Figure contents as structured data:
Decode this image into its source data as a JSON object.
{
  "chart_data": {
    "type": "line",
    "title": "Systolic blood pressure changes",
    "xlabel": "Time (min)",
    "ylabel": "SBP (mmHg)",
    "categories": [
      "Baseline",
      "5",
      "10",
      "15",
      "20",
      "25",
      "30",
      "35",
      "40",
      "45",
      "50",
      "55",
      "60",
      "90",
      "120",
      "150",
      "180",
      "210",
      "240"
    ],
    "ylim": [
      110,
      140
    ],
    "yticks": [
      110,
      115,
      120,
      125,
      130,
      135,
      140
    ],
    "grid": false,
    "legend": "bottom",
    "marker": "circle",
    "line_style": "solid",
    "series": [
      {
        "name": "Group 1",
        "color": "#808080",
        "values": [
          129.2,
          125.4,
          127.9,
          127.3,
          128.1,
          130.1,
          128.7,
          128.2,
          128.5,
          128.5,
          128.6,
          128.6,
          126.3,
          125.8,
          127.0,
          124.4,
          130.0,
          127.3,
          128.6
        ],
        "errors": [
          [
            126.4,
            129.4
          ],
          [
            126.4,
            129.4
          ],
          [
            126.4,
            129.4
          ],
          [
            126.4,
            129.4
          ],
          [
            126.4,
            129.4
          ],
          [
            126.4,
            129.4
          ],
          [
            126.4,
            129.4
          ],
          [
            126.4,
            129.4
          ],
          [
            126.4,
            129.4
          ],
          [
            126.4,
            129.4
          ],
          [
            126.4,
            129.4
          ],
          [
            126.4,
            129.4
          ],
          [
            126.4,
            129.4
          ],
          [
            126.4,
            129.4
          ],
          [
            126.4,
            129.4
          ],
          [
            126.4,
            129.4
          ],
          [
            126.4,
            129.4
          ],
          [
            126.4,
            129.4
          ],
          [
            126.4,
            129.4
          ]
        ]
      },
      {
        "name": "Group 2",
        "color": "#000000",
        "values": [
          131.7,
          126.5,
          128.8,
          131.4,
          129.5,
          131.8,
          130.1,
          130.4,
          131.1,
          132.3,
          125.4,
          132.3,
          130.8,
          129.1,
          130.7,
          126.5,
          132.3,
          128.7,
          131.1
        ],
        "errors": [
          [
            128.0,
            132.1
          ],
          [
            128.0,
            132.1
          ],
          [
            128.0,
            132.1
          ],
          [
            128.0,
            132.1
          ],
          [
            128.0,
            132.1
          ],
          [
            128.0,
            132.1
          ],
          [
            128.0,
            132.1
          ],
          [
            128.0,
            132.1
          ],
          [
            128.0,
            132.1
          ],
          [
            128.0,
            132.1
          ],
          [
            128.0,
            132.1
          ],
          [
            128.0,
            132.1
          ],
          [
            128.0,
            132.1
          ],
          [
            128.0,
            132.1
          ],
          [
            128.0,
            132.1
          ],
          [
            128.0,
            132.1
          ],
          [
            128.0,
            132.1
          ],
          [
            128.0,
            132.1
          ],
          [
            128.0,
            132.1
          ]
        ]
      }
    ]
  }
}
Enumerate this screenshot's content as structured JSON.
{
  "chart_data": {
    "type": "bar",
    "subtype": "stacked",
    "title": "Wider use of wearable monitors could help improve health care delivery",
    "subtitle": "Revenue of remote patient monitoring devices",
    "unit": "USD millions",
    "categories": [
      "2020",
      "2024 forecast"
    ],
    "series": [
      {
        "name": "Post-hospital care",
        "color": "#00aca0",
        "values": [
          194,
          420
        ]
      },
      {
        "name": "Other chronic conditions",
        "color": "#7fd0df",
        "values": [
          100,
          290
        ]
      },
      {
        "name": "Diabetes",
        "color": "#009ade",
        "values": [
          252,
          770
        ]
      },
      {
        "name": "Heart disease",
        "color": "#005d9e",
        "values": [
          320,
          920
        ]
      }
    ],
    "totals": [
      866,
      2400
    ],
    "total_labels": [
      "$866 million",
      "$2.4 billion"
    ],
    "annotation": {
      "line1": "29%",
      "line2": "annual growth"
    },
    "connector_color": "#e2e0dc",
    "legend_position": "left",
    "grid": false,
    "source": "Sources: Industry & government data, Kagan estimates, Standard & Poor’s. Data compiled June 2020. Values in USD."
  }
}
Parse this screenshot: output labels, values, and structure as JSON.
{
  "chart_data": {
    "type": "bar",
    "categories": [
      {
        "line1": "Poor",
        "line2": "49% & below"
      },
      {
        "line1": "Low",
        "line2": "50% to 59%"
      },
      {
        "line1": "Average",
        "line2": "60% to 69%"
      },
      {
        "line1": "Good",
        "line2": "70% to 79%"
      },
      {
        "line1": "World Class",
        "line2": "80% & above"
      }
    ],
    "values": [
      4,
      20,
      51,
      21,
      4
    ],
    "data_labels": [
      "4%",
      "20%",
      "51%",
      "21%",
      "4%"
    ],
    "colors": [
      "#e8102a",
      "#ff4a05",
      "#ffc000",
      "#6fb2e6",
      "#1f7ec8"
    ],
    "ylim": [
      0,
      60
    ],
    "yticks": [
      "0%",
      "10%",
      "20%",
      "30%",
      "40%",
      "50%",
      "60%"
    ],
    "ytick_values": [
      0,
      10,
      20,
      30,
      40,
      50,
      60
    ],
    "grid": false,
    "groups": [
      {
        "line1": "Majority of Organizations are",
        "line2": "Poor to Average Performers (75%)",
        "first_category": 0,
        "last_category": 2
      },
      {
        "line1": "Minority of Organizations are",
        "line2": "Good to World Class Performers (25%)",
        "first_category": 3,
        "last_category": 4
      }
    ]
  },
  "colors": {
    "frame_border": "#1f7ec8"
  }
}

▶ [Exercise aim] Return all lines of the material above in which the word "source" occurs.

▶ [Exercise solution]
Decode this image into its source data as a JSON object.
    "source": "Sources: Industry & government data, Kagan estimates, Standard & Poor’s. Data compiled June 2020. Values in USD."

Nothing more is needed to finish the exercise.